Return the following lines and nothing else: the one holding "Give me the" and all those after it in the records below, unchanged, minus any pictures.

^^^^^^^^

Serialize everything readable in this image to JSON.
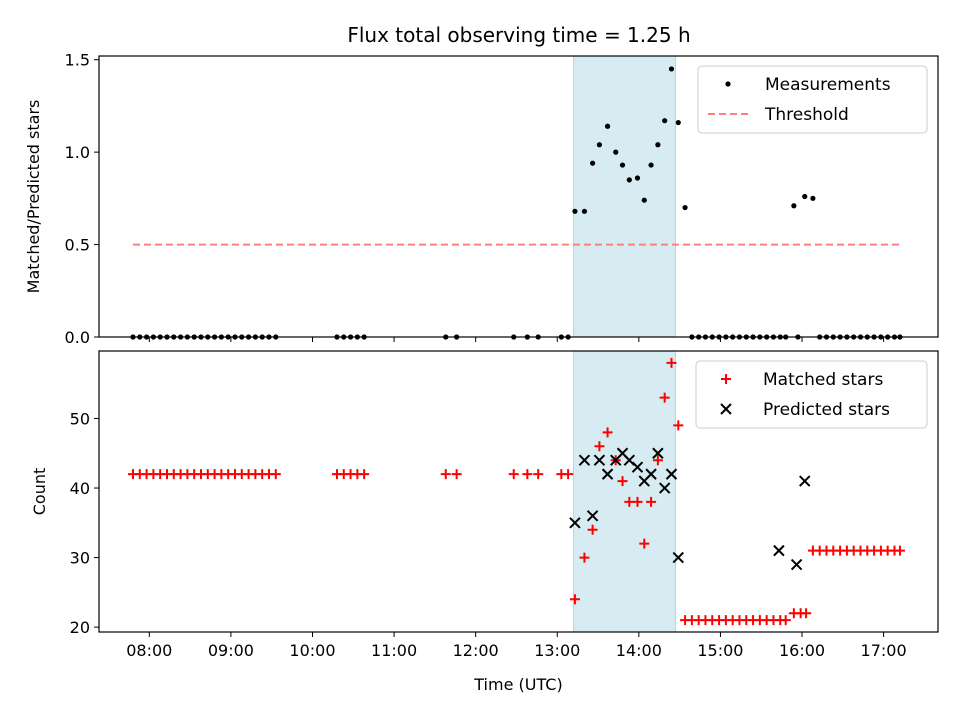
{
  "title": "Flux total observing time = 1.25 h",
  "colors": {
    "measurement": "#000000",
    "threshold": "#ff7f7f",
    "matched": "#ff0000",
    "predicted": "#000000",
    "highlight": "#add8e6"
  },
  "chart_data": [
    {
      "type": "scatter",
      "ylabel": "Matched/Predicted stars",
      "xlabel": "",
      "xlim": [
        "07:23",
        "17:40"
      ],
      "ylim": [
        0,
        1.52
      ],
      "yticks": [
        "0.0",
        "0.5",
        "1.0",
        "1.5"
      ],
      "xticks": [
        "08:00",
        "09:00",
        "10:00",
        "11:00",
        "12:00",
        "13:00",
        "14:00",
        "15:00",
        "16:00",
        "17:00"
      ],
      "shaded_region": [
        "13:12",
        "14:27"
      ],
      "legend": {
        "position": "top-right",
        "entries": [
          "Measurements",
          "Threshold"
        ]
      },
      "threshold": {
        "value": 0.5,
        "x_range": [
          "07:48",
          "17:12"
        ]
      },
      "series": [
        {
          "name": "Measurements",
          "x": [
            "07:48",
            "07:53",
            "07:58",
            "08:03",
            "08:08",
            "08:13",
            "08:18",
            "08:23",
            "08:28",
            "08:33",
            "08:38",
            "08:43",
            "08:48",
            "08:53",
            "08:58",
            "09:03",
            "09:08",
            "09:13",
            "09:18",
            "09:23",
            "09:28",
            "09:33",
            "10:18",
            "10:23",
            "10:28",
            "10:33",
            "10:38",
            "11:38",
            "11:46",
            "12:28",
            "12:38",
            "12:46",
            "13:03",
            "13:08",
            "13:13",
            "13:20",
            "13:26",
            "13:31",
            "13:37",
            "13:43",
            "13:48",
            "13:53",
            "13:59",
            "14:04",
            "14:09",
            "14:14",
            "14:19",
            "14:24",
            "14:29",
            "14:34",
            "14:39",
            "14:44",
            "14:49",
            "14:54",
            "14:59",
            "15:04",
            "15:09",
            "15:14",
            "15:19",
            "15:24",
            "15:29",
            "15:34",
            "15:39",
            "15:44",
            "15:48",
            "15:54",
            "15:57",
            "16:02",
            "16:08",
            "16:13",
            "16:18",
            "16:23",
            "16:28",
            "16:33",
            "16:38",
            "16:43",
            "16:48",
            "16:53",
            "16:58",
            "17:03",
            "17:08",
            "17:12"
          ],
          "y": [
            0,
            0,
            0,
            0,
            0,
            0,
            0,
            0,
            0,
            0,
            0,
            0,
            0,
            0,
            0,
            0,
            0,
            0,
            0,
            0,
            0,
            0,
            0,
            0,
            0,
            0,
            0,
            0,
            0,
            0,
            0,
            0,
            0,
            0,
            0.68,
            0.68,
            0.94,
            1.04,
            1.14,
            1.0,
            0.93,
            0.85,
            0.86,
            0.74,
            0.93,
            1.04,
            1.17,
            1.45,
            1.16,
            0.7,
            0,
            0,
            0,
            0,
            0,
            0,
            0,
            0,
            0,
            0,
            0,
            0,
            0,
            0,
            0,
            0.71,
            0,
            0.76,
            0.75,
            0,
            0,
            0,
            0,
            0,
            0,
            0,
            0,
            0,
            0,
            0,
            0,
            0
          ]
        }
      ]
    },
    {
      "type": "scatter",
      "ylabel": "Count",
      "xlabel": "Time (UTC)",
      "xlim": [
        "07:23",
        "17:40"
      ],
      "ylim": [
        19.3,
        59.7
      ],
      "yticks": [
        "20",
        "30",
        "40",
        "50"
      ],
      "xticks": [
        "08:00",
        "09:00",
        "10:00",
        "11:00",
        "12:00",
        "13:00",
        "14:00",
        "15:00",
        "16:00",
        "17:00"
      ],
      "shaded_region": [
        "13:12",
        "14:27"
      ],
      "legend": {
        "position": "top-right",
        "entries": [
          "Matched stars",
          "Predicted stars"
        ]
      },
      "series": [
        {
          "name": "Matched stars",
          "x": [
            "07:48",
            "07:53",
            "07:58",
            "08:03",
            "08:08",
            "08:13",
            "08:18",
            "08:23",
            "08:28",
            "08:33",
            "08:38",
            "08:43",
            "08:48",
            "08:53",
            "08:58",
            "09:03",
            "09:08",
            "09:13",
            "09:18",
            "09:23",
            "09:28",
            "09:33",
            "10:18",
            "10:23",
            "10:28",
            "10:33",
            "10:38",
            "11:38",
            "11:46",
            "12:28",
            "12:38",
            "12:46",
            "13:03",
            "13:08",
            "13:13",
            "13:20",
            "13:26",
            "13:31",
            "13:37",
            "13:43",
            "13:48",
            "13:53",
            "13:59",
            "14:04",
            "14:09",
            "14:14",
            "14:19",
            "14:24",
            "14:29",
            "14:34",
            "14:39",
            "14:44",
            "14:49",
            "14:54",
            "14:59",
            "15:04",
            "15:09",
            "15:14",
            "15:19",
            "15:24",
            "15:29",
            "15:34",
            "15:39",
            "15:44",
            "15:48",
            "15:54",
            "15:59",
            "16:03",
            "16:08",
            "16:13",
            "16:18",
            "16:23",
            "16:28",
            "16:33",
            "16:38",
            "16:43",
            "16:48",
            "16:53",
            "16:58",
            "17:03",
            "17:08",
            "17:12"
          ],
          "y": [
            42,
            42,
            42,
            42,
            42,
            42,
            42,
            42,
            42,
            42,
            42,
            42,
            42,
            42,
            42,
            42,
            42,
            42,
            42,
            42,
            42,
            42,
            42,
            42,
            42,
            42,
            42,
            42,
            42,
            42,
            42,
            42,
            42,
            42,
            24,
            30,
            34,
            46,
            48,
            44,
            41,
            38,
            38,
            32,
            38,
            44,
            53,
            58,
            49,
            21,
            21,
            21,
            21,
            21,
            21,
            21,
            21,
            21,
            21,
            21,
            21,
            21,
            21,
            21,
            21,
            22,
            22,
            22,
            31,
            31,
            31,
            31,
            31,
            31,
            31,
            31,
            31,
            31,
            31,
            31,
            31,
            31
          ]
        },
        {
          "name": "Predicted stars",
          "x": [
            "13:13",
            "13:20",
            "13:26",
            "13:31",
            "13:37",
            "13:43",
            "13:48",
            "13:53",
            "13:59",
            "14:04",
            "14:09",
            "14:14",
            "14:19",
            "14:24",
            "14:29",
            "15:43",
            "15:56",
            "16:02"
          ],
          "y": [
            35,
            44,
            36,
            44,
            42,
            44,
            45,
            44,
            43,
            41,
            42,
            45,
            40,
            42,
            30,
            31,
            29,
            41
          ]
        }
      ]
    }
  ]
}
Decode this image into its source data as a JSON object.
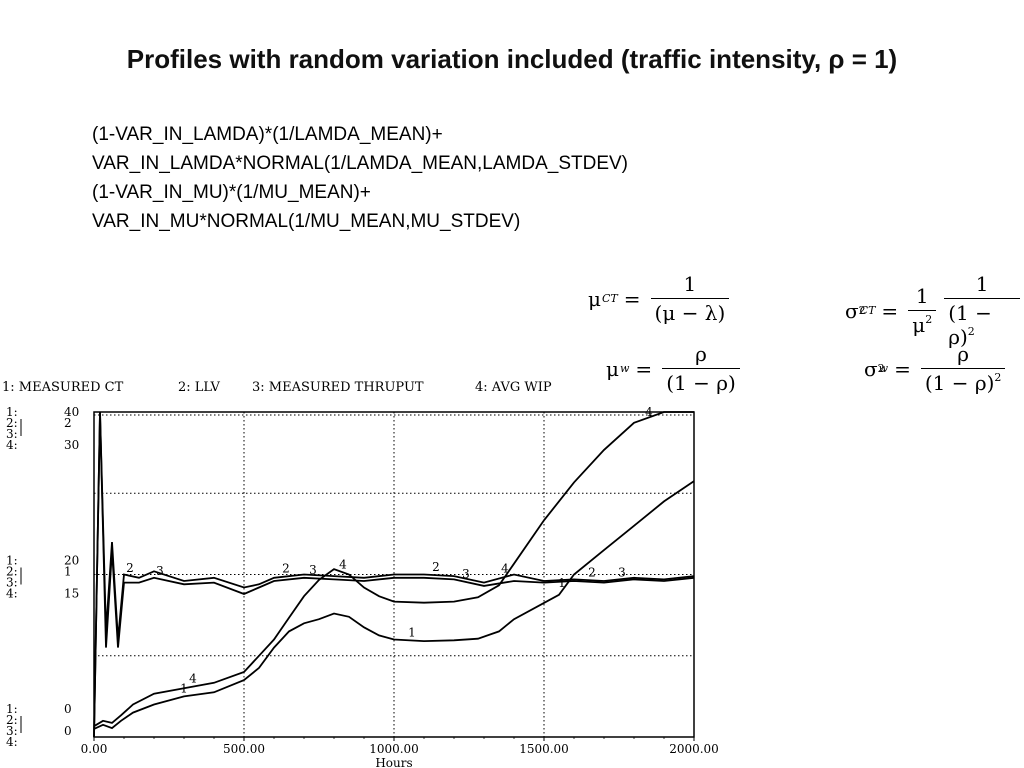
{
  "title": "Profiles with random variation included (traffic intensity, ρ = 1)",
  "code_lines": [
    "(1-VAR_IN_LAMDA)*(1/LAMDA_MEAN)+",
    "VAR_IN_LAMDA*NORMAL(1/LAMDA_MEAN,LAMDA_STDEV)",
    "(1-VAR_IN_MU)*(1/MU_MEAN)+",
    "VAR_IN_MU*NORMAL(1/MU_MEAN,MU_STDEV)"
  ],
  "formulas": {
    "mu": "μ",
    "sigma": "σ",
    "lambda": "λ",
    "rho": "ρ",
    "sub_ct": "CT",
    "sub_w": "w",
    "sup2": "2",
    "eq": "=",
    "one": "1",
    "one_minus_rho": "(1 − ρ)",
    "mu_minus_lambda": "(μ − λ)"
  },
  "chart_data": {
    "type": "line",
    "legend": [
      {
        "id": "1",
        "label": "1: MEASURED CT"
      },
      {
        "id": "2",
        "label": "2: LLV"
      },
      {
        "id": "3",
        "label": "3: MEASURED THRUPUT"
      },
      {
        "id": "4",
        "label": "4: AVG WIP"
      }
    ],
    "xlabel": "Hours",
    "xlim": [
      0,
      2000
    ],
    "x_ticks": [
      "0.00",
      "500.00",
      "1000.00",
      "1500.00",
      "2000.00"
    ],
    "x_tick_values": [
      0,
      500,
      1000,
      1500,
      2000
    ],
    "y_tick_groups": [
      {
        "frac": 0.0,
        "labels": [
          "1:",
          "2:",
          "3:",
          "4:"
        ],
        "values": [
          "40",
          "2",
          "",
          "30"
        ]
      },
      {
        "frac": 0.5,
        "labels": [
          "1:",
          "2:",
          "3:",
          "4:"
        ],
        "values": [
          "20",
          "1",
          "",
          "15"
        ]
      },
      {
        "frac": 1.0,
        "labels": [
          "1:",
          "2:",
          "3:",
          "4:"
        ],
        "values": [
          "0",
          "",
          "0",
          ""
        ]
      }
    ],
    "series": [
      {
        "id": "1",
        "ymax": 40,
        "labels_at": [
          300,
          1060,
          1560
        ],
        "x": [
          0,
          30,
          60,
          90,
          130,
          200,
          300,
          400,
          500,
          550,
          600,
          650,
          700,
          750,
          800,
          850,
          900,
          950,
          1000,
          1100,
          1200,
          1280,
          1350,
          1400,
          1500,
          1550,
          1600,
          1700,
          1800,
          1900,
          2000
        ],
        "y": [
          1,
          1.5,
          1.1,
          2,
          3,
          4,
          5,
          5.5,
          7,
          8.5,
          11,
          13,
          14,
          14.5,
          15.2,
          14.8,
          13.5,
          12.5,
          12,
          11.8,
          11.9,
          12.1,
          13,
          14.5,
          16.5,
          17.5,
          20,
          23,
          26,
          29,
          31.5
        ]
      },
      {
        "id": "2",
        "ymax": 2,
        "labels_at": [
          120,
          640,
          1140,
          1660
        ],
        "x": [
          0,
          20,
          40,
          60,
          80,
          100,
          150,
          200,
          300,
          400,
          500,
          550,
          600,
          700,
          800,
          900,
          1000,
          1100,
          1200,
          1300,
          1400,
          1500,
          1600,
          1700,
          1800,
          1900,
          2000
        ],
        "y": [
          0,
          2.0,
          0.65,
          1.2,
          0.6,
          1.0,
          0.98,
          1.02,
          0.96,
          0.98,
          0.92,
          0.94,
          0.98,
          1.0,
          0.99,
          0.98,
          1.0,
          1.0,
          0.99,
          0.95,
          1.0,
          0.96,
          0.97,
          0.96,
          0.98,
          0.97,
          0.99
        ]
      },
      {
        "id": "3",
        "ymax": 2,
        "labels_at": [
          220,
          730,
          1240,
          1760
        ],
        "x": [
          0,
          20,
          40,
          60,
          80,
          100,
          150,
          200,
          300,
          400,
          500,
          550,
          600,
          700,
          800,
          900,
          1000,
          1100,
          1200,
          1300,
          1400,
          1500,
          1600,
          1700,
          1800,
          1900,
          2000
        ],
        "y": [
          0,
          2.0,
          0.55,
          1.15,
          0.55,
          0.95,
          0.95,
          0.98,
          0.94,
          0.95,
          0.88,
          0.92,
          0.96,
          0.98,
          0.97,
          0.96,
          0.98,
          0.98,
          0.97,
          0.93,
          0.96,
          0.95,
          0.96,
          0.95,
          0.97,
          0.96,
          0.98
        ]
      },
      {
        "id": "4",
        "ymax": 30,
        "labels_at": [
          330,
          830,
          1370,
          1850
        ],
        "x": [
          0,
          30,
          60,
          90,
          130,
          200,
          300,
          400,
          500,
          550,
          600,
          650,
          700,
          750,
          800,
          850,
          900,
          950,
          1000,
          1100,
          1200,
          1280,
          1350,
          1400,
          1500,
          1600,
          1700,
          1800,
          1900,
          2000
        ],
        "y": [
          1,
          1.5,
          1.3,
          2,
          3,
          4,
          4.5,
          5,
          6,
          7.5,
          9,
          11,
          13,
          14.5,
          15.5,
          15.0,
          13.8,
          13,
          12.5,
          12.4,
          12.5,
          12.9,
          14,
          16,
          20,
          23.5,
          26.5,
          29,
          31.5,
          33.5
        ]
      }
    ],
    "grid": "dotted"
  }
}
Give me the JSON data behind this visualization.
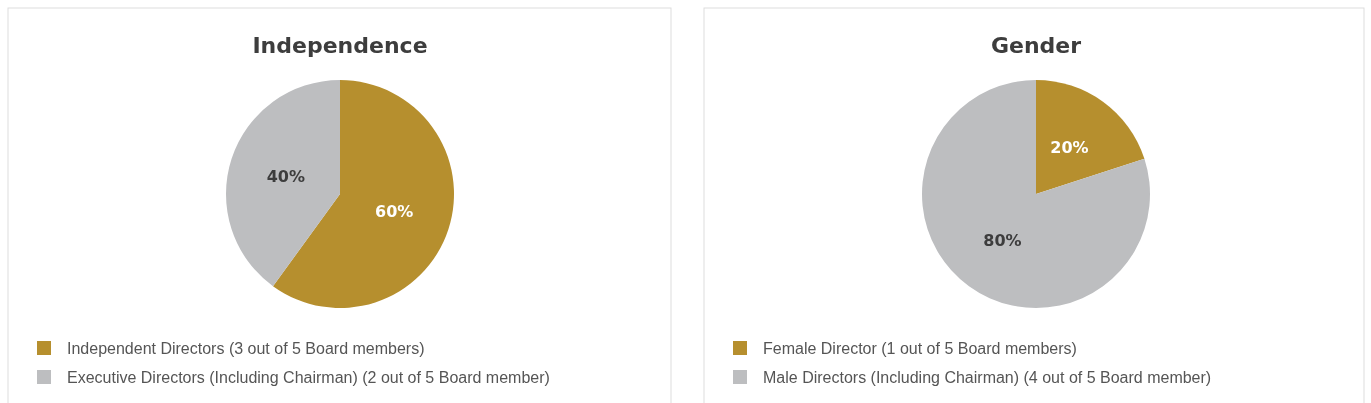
{
  "chart_data": [
    {
      "type": "pie",
      "title": "Independence",
      "categories": [
        "Independent Directors (3 out of 5 Board members)",
        "Executive Directors (Including Chairman) (2 out of 5 Board member)"
      ],
      "values": [
        60,
        40
      ],
      "colors": [
        "#b68f2e",
        "#bdbec0"
      ],
      "value_labels": [
        "60%",
        "40%"
      ],
      "legend": "bottom"
    },
    {
      "type": "pie",
      "title": "Gender",
      "categories": [
        "Female Director (1 out of 5 Board members)",
        "Male Directors (Including Chairman) (4 out of 5 Board member)"
      ],
      "values": [
        20,
        80
      ],
      "colors": [
        "#b68f2e",
        "#bdbec0"
      ],
      "value_labels": [
        "20%",
        "80%"
      ],
      "legend": "bottom"
    }
  ]
}
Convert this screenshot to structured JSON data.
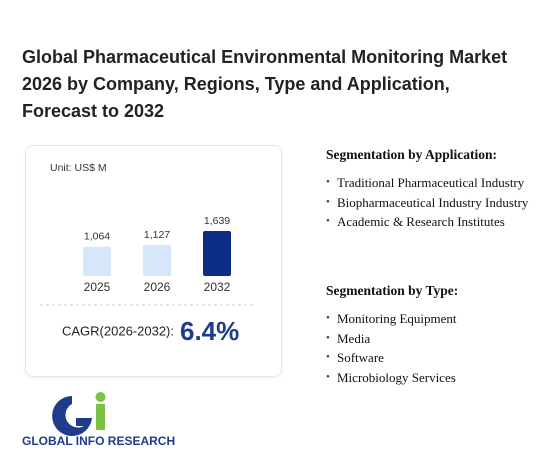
{
  "title": "Global Pharmaceutical Environmental Monitoring Market 2026 by Company, Regions, Type and Application, Forecast to 2032",
  "chart_data": {
    "type": "bar",
    "unit": "Unit: US$ M",
    "categories": [
      "2025",
      "2026",
      "2032"
    ],
    "values": [
      1064,
      1127,
      1639
    ],
    "value_labels": [
      "1,064",
      "1,127",
      "1,639"
    ],
    "colors": [
      "#d6e6fb",
      "#d6e6fb",
      "#0e2d87"
    ]
  },
  "cagr": {
    "label": "CAGR(2026-2032):",
    "value": "6.4%"
  },
  "segmentation_application": {
    "heading": "Segmentation by Application:",
    "items": [
      "Traditional Pharmaceutical Industry",
      "Biopharmaceutical Industry Industry",
      "Academic & Research Institutes"
    ]
  },
  "segmentation_type": {
    "heading": "Segmentation by Type:",
    "items": [
      "Monitoring Equipment",
      "Media",
      "Software",
      "Microbiology Services"
    ]
  },
  "logo": "GLOBAL INFO RESEARCH"
}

^^^^^^^^

## CORRECT RESPONSE
Give me the JSON data behind this visualization.
{
  "chart_data": [
    {
      "type": "pie",
      "title": "Independence",
      "categories": [
        "Independent Directors (3 out of 5 Board members)",
        "Executive Directors (Including Chairman) (2 out of 5 Board member)"
      ],
      "values": [
        60,
        40
      ],
      "colors": [
        "#b68f2e",
        "#bdbec0"
      ],
      "value_labels": [
        "60%",
        "40%"
      ],
      "legend": "bottom"
    },
    {
      "type": "pie",
      "title": "Gender",
      "categories": [
        "Female Director (1 out of 5 Board members)",
        "Male Directors (Including Chairman) (4 out of 5 Board member)"
      ],
      "values": [
        20,
        80
      ],
      "colors": [
        "#b68f2e",
        "#bdbec0"
      ],
      "value_labels": [
        "20%",
        "80%"
      ],
      "legend": "bottom"
    }
  ]
}
Convert this screenshot to structured JSON data.
{
  "title": "Global Pharmaceutical Environmental Monitoring Market 2026 by Company, Regions, Type and Application, Forecast to 2032",
  "chart_data": {
    "type": "bar",
    "unit": "Unit: US$ M",
    "categories": [
      "2025",
      "2026",
      "2032"
    ],
    "values": [
      1064,
      1127,
      1639
    ],
    "value_labels": [
      "1,064",
      "1,127",
      "1,639"
    ],
    "colors": [
      "#d6e6fb",
      "#d6e6fb",
      "#0e2d87"
    ]
  },
  "cagr": {
    "label": "CAGR(2026-2032):",
    "value": "6.4%"
  },
  "segmentation_application": {
    "heading": "Segmentation by Application:",
    "items": [
      "Traditional Pharmaceutical Industry",
      "Biopharmaceutical Industry Industry",
      "Academic & Research Institutes"
    ]
  },
  "segmentation_type": {
    "heading": "Segmentation by Type:",
    "items": [
      "Monitoring Equipment",
      "Media",
      "Software",
      "Microbiology Services"
    ]
  },
  "logo": "GLOBAL INFO RESEARCH"
}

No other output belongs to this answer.